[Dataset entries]

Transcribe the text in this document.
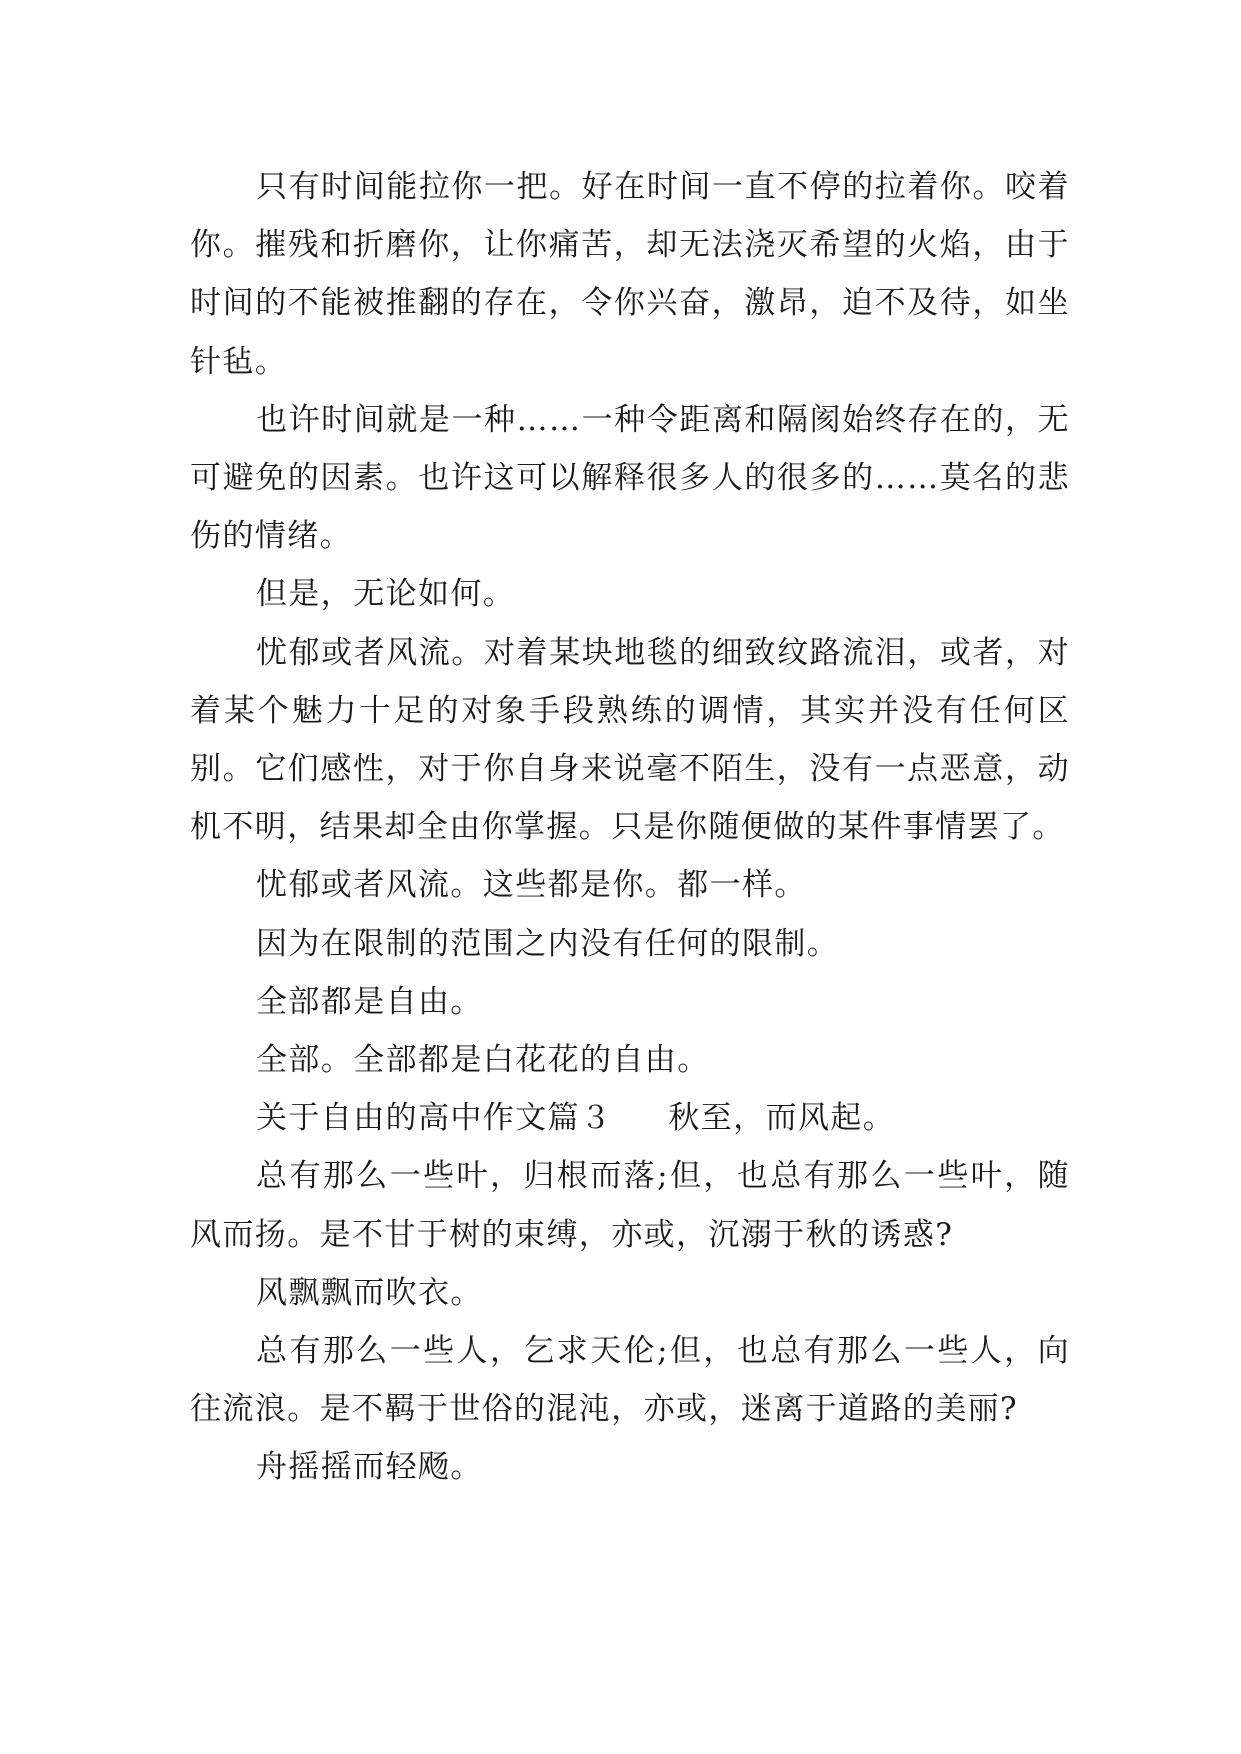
只有时间能拉你一把。好在时间一直不停的拉着你。咬着你。摧残和折磨你，让你痛苦，却无法浇灭希望的火焰，由于时间的不能被推翻的存在，令你兴奋，激昂，迫不及待，如坐针毡。

也许时间就是一种……一种令距离和隔阂始终存在的，无可避免的因素。也许这可以解释很多人的很多的……莫名的悲伤的情绪。

但是，无论如何。

忧郁或者风流。对着某块地毯的细致纹路流泪，或者，对着某个魅力十足的对象手段熟练的调情，其实并没有任何区别。它们感性，对于你自身来说毫不陌生，没有一点恶意，动机不明，结果却全由你掌握。只是你随便做的某件事情罢了。

忧郁或者风流。这些都是你。都一样。

因为在限制的范围之内没有任何的限制。

全部都是自由。

全部。全部都是白花花的自由。

关于自由的高中作文篇３ 秋至，而风起。

总有那么一些叶，归根而落;但，也总有那么一些叶，随风而扬。是不甘于树的束缚，亦或，沉溺于秋的诱惑?

风飘飘而吹衣。

总有那么一些人，乞求天伦;但，也总有那么一些人，向往流浪。是不羁于世俗的混沌，亦或，迷离于道路的美丽?

舟摇摇而轻飏。
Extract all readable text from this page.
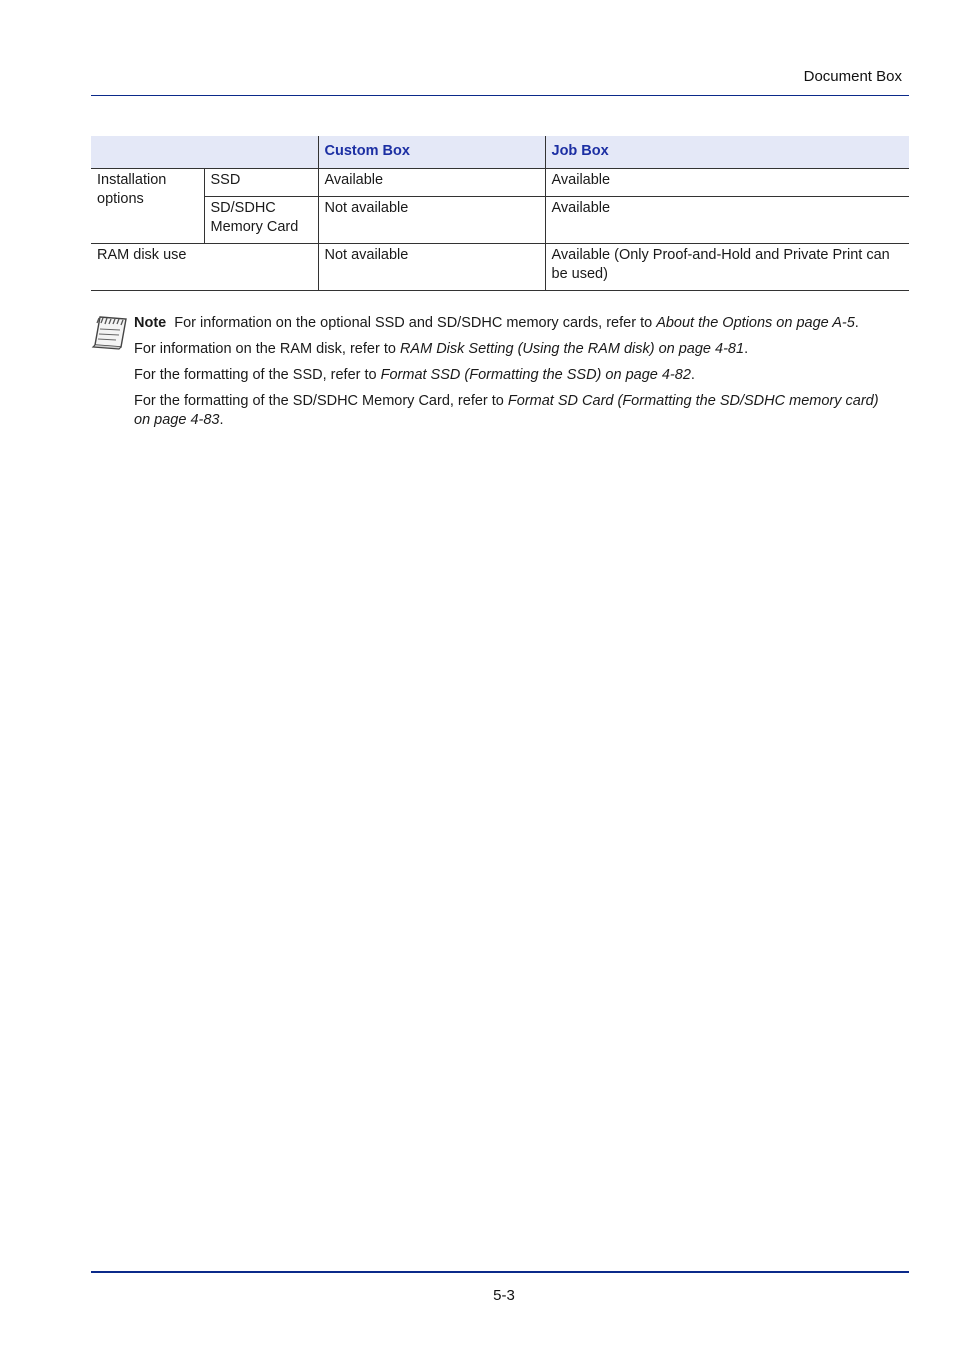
Document Box
		Custom Box	Job Box
Installation options	SSD	Available	Available
	SD/SDHC Memory Card	Not available	Available
RAM disk use		Not available	Available (Only Proof-and-Hold and Private Print can be used)

Note For information on the optional SSD and SD/SDHC memory cards, refer to About the Options on page A-5.

For information on the RAM disk, refer to RAM Disk Setting (Using the RAM disk) on page 4-81.

For the formatting of the SSD, refer to Format SSD (Formatting the SSD) on page 4-82.

For the formatting of the SD/SDHC Memory Card, refer to Format SD Card (Formatting the SD/SDHC memory card) on page 4-83.

5-3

**Request:** Search the data for "Formatting" and list every line in which it occurs.

**The answer:**
For the formatting of the SSD, refer to Format SSD (Formatting the SSD) on page 4-82.
For the formatting of the SD/SDHC Memory Card, refer to Format SD Card (Formatting the SD/SDHC memory card) on page 4-83.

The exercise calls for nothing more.